SELECTED EXTRACT

Using the new PROTEAN^® i12™ IEF System to Achieve Highly Reproducible Data and Extended Separation Over Multiple pH Ranges in a Single Run

2-D electrophoresis is a multistep technique that separates proteins first by a protein’s isoelectric point and then by its molecular weight. This powerful technique can separate thousands of proteins in a complex proteome and is useful for applications such as protein profiling and biomarker discovery. The drawback of the technique is that it requires multiple steps, each of which can be time-consuming and can contribute to problems with reproducibility.

The isoelectric focusing (IEF) step is lengthy process and requires optimization for the best results. Often, researchers forgo the optimization process in order to save time. With a traditional IEF cell, the optimization process is very time-consuming because each condition change requires a separate run to ensure reproducible results. Running different samples or pH gradients in the same cell means that the current running through any given strip depends not only on the voltage applied, but on the resistance of the IPG strip. If the strips or the samples applied to the strips vary in their conductivity, each strip will experience a different current.

The new PROTEAN i12 IEF system addresses these limitations with individual lane control. Each of the 12 lanes has a separate power supply so that different samples, pH gradients, and focusing conditions can be run at the same time, thus speeding up the optimization process. Because the power supplies are separate, a precise current limit can be set for each lane, preventing the problem of samples with different conductivities from affecting each other (Figure 1).

Fig.1. Diagram illustrating the difference between traditional IEF systems and the new PROTEAN i12 IEF system.
The equation V = IR explains how at a set voltage, resistance differences result in current differences.

High reproducibility and extended separation

To highlight the benefits of the PROTEAN i12 IEF system, data showing extended separation on multiple pH range IPG strips was generated in a single IEF run. Four different pH gradients and protocols were run simultaneously in triplicate to compare the separation capacity of the broad range pH 3–10 IPG strip with the combination of the narrow range pH 3–6, pH 5–8, and pH 7–10 IPG strips (Figure 2).

The red circles highlight the increased resolution that is attainable with narrow range strips. Broad range separation can, therefore, be achieved with higher resolution on midi format gels without the need for multiple runs. The box diagrams display the number of spots found in all three replicates of each pH range, showing that a high level of reproducibility was realized among the gels.

Fig. 2. Reproducible and extended separation of proteins using the PROTEAN i12 IEF cell. A mouse liver sample was extracted in a urea-thiourea-CHAPS solution. The extract was run in a single PROTEAN i12 IEF cell run on twelve 11 cm ReadyStrip™ IPG strips simultaneously at each of the following pH ranges: 3–10, 3–6, 5–8, and 7–10. Each pH gradient was run in triplicate. The second dimension for each IPG strip was run in 8–16% gradient Criterion™ precast gels that were stained with Bio-Safe™ Coomassie stain. The above figure shows a representative gel image for each pH range along with the spot counts for each replicate. The box diagrams show the number of spots found in all three replicates.

Conclusions

Different pH range IPG strips and different protocols run together in the same run show highly reproducible spot counts in the second-dimension gels. Using the combination of multiple pH range IPG strips allows extended separation without the need for large-format gels.

Fig. 3. PROTEAN i12 IEF system with accessories.

TASK REQUIREMENTS
In the text on the PROTEAN i12 IEF system, what does each of the 12 lanes have?

DATA SECTION
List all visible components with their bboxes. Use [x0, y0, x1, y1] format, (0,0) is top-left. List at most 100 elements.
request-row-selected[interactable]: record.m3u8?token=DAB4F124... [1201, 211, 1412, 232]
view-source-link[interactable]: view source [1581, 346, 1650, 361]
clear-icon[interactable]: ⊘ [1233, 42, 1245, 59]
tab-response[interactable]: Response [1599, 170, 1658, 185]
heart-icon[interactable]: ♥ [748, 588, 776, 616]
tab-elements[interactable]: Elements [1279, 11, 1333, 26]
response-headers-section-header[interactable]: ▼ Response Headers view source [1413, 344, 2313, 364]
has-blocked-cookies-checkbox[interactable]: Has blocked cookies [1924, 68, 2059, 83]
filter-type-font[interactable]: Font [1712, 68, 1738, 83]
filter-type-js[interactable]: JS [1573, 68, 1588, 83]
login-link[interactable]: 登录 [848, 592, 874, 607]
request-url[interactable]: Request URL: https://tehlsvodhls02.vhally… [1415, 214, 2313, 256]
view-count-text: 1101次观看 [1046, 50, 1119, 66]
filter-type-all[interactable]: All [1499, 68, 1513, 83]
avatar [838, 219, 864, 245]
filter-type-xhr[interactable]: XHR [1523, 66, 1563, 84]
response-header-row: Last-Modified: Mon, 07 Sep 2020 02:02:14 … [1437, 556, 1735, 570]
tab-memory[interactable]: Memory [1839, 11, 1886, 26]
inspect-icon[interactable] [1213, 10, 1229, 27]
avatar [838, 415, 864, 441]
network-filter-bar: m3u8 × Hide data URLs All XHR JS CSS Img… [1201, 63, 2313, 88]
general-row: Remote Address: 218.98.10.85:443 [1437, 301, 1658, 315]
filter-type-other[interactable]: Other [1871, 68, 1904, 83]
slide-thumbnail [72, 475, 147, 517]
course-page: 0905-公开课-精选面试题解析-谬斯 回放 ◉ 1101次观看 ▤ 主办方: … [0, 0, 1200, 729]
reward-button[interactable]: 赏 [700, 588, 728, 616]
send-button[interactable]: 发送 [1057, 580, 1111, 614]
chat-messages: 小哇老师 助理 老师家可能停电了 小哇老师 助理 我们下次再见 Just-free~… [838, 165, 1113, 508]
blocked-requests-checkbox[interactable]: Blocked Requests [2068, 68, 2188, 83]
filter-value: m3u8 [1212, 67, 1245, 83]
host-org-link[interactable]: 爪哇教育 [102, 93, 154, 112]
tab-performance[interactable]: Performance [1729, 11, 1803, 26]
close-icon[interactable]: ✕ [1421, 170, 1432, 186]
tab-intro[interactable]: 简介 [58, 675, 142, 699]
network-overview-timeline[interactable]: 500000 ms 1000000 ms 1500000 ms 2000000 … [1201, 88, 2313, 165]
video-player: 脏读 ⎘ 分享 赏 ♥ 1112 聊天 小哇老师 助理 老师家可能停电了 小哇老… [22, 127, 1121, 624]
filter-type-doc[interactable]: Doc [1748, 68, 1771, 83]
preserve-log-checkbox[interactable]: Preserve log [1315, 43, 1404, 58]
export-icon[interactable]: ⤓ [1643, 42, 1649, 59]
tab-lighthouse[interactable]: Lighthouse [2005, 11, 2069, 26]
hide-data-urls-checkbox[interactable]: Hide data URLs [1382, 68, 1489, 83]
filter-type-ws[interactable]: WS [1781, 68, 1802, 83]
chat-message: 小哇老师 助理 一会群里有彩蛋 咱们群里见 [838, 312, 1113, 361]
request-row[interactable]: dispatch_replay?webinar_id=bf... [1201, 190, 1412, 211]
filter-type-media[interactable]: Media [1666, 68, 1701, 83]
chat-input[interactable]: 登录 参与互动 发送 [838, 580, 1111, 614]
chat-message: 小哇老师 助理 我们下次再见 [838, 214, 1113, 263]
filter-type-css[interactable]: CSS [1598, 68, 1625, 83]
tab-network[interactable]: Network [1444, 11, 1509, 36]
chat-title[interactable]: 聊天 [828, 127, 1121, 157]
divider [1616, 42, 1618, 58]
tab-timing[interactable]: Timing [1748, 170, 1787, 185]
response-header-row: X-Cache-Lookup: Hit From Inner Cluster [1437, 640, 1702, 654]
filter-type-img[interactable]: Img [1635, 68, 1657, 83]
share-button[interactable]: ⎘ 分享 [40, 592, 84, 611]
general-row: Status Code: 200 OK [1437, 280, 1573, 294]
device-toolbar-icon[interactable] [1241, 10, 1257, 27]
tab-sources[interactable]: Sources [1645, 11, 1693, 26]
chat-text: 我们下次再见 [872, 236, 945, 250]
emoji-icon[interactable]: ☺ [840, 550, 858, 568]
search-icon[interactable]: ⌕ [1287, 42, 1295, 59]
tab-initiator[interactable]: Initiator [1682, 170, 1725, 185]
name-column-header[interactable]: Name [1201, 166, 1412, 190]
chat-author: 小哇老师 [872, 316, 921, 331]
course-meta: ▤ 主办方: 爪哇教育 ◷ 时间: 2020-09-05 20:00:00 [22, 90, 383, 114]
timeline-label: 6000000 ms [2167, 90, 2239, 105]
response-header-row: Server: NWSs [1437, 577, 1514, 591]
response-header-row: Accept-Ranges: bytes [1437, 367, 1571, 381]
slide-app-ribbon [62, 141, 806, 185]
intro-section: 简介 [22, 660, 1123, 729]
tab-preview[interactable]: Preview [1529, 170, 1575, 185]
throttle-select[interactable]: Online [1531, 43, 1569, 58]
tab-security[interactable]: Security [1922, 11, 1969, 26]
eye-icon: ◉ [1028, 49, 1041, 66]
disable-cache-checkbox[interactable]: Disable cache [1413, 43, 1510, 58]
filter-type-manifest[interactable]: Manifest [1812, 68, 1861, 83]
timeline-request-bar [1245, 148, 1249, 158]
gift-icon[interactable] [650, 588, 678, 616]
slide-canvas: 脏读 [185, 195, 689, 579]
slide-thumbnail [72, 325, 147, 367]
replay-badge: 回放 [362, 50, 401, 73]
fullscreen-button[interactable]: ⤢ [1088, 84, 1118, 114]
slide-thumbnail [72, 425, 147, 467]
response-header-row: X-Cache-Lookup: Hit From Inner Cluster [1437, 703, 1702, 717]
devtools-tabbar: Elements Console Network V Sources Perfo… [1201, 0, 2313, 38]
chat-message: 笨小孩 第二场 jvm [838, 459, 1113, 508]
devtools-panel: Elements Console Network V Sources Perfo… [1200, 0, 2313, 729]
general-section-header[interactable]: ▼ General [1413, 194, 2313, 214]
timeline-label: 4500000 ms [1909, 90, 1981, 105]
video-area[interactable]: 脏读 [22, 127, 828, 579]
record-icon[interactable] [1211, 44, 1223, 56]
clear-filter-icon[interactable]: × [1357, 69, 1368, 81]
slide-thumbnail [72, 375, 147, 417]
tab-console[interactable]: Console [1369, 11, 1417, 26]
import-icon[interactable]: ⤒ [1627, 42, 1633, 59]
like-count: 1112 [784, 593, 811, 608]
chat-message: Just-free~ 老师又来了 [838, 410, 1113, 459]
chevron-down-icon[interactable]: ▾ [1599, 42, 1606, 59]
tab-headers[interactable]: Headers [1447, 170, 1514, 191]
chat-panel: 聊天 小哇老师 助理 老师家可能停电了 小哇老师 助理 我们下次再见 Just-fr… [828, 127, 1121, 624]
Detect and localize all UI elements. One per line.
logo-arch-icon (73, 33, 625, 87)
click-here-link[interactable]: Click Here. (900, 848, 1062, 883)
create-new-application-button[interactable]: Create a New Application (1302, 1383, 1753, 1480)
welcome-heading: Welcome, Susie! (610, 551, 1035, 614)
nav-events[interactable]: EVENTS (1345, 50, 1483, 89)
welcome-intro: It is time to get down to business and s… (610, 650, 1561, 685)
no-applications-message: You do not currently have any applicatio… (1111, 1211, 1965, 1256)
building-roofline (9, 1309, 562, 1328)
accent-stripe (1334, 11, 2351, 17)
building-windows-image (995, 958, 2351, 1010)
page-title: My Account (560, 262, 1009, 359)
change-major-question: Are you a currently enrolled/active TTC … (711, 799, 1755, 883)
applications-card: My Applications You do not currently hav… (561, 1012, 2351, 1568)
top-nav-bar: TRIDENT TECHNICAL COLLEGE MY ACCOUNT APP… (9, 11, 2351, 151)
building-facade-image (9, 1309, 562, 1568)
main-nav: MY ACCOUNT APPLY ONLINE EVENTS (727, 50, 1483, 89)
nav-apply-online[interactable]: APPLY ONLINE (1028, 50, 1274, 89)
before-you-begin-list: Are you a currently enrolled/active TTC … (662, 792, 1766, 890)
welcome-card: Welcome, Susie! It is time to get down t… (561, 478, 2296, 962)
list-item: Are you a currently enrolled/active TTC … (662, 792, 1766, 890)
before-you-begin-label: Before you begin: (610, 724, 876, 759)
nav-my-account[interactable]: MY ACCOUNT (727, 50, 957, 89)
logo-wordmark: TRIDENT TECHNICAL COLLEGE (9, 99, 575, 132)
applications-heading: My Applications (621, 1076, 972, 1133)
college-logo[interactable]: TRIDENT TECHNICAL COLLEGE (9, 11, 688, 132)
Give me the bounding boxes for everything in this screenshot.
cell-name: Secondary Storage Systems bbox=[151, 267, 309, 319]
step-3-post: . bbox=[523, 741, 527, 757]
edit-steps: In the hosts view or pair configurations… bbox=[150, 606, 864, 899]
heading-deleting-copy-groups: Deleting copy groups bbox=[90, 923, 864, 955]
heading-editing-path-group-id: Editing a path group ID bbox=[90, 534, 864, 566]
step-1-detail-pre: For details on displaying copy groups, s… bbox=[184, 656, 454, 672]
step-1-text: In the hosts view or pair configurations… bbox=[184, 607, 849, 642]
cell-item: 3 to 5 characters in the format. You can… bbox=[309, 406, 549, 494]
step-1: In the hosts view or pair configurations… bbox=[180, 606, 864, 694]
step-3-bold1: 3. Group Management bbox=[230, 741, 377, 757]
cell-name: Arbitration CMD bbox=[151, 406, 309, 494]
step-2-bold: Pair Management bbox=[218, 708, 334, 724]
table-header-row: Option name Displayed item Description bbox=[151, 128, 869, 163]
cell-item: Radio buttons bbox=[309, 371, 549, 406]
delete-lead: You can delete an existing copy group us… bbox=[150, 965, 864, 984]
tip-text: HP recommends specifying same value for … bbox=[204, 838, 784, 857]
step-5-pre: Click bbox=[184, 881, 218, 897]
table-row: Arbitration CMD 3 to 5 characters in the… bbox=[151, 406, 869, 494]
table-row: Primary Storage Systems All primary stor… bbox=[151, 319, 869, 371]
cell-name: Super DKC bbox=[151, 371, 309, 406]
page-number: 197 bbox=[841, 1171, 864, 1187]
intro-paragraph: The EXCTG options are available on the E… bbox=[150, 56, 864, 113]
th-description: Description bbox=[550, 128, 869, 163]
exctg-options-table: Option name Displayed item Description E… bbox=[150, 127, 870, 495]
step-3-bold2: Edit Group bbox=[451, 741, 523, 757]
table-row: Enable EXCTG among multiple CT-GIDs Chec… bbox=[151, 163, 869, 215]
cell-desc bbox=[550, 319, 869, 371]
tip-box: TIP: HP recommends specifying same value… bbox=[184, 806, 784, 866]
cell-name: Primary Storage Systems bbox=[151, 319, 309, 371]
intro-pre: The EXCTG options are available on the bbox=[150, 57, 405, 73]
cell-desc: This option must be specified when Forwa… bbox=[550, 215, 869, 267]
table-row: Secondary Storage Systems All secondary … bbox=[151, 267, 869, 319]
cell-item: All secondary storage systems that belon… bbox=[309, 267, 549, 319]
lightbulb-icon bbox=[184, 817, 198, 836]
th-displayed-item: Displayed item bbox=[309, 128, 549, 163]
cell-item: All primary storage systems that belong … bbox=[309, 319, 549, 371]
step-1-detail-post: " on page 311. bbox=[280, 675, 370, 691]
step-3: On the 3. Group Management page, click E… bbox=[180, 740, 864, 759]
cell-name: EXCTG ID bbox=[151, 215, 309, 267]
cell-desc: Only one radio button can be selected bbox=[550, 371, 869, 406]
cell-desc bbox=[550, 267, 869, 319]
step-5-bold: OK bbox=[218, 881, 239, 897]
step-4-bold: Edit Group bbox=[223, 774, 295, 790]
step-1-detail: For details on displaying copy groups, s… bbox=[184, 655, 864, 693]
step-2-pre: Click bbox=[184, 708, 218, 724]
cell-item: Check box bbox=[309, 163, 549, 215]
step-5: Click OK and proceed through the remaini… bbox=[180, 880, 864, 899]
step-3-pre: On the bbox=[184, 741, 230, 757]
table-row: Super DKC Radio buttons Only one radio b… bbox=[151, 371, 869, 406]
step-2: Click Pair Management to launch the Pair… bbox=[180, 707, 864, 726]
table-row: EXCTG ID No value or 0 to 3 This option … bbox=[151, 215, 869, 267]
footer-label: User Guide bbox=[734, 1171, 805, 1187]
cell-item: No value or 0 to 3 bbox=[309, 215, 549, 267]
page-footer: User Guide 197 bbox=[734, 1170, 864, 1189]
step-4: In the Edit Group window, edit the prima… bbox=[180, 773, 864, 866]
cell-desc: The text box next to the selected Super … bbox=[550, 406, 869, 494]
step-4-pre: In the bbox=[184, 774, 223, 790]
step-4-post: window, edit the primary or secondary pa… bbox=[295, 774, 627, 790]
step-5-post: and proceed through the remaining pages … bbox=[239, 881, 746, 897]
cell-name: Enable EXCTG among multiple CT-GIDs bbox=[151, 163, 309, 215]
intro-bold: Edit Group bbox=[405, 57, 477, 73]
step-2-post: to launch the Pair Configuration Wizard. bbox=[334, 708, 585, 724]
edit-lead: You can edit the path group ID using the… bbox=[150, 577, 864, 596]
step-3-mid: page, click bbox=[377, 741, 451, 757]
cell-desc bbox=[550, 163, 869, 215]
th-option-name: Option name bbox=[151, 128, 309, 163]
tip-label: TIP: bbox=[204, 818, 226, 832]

SOLUTION TO THIS PROBLEM
Each lane has a separate power supply.